* _Prompt_
Reproduce the lines below, replacing "location" with "position" and leaving everything else untouched.

* _Supplied material_
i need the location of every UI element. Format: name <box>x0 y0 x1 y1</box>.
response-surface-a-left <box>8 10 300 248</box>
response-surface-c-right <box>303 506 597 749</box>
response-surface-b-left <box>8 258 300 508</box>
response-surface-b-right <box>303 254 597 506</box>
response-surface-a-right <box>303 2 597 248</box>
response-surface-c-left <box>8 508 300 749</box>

* _Written solution_
i need the position of every UI element. Format: name <box>x0 y0 x1 y1</box>.
response-surface-a-left <box>8 10 300 248</box>
response-surface-c-right <box>303 506 597 749</box>
response-surface-b-left <box>8 258 300 508</box>
response-surface-b-right <box>303 254 597 506</box>
response-surface-a-right <box>303 2 597 248</box>
response-surface-c-left <box>8 508 300 749</box>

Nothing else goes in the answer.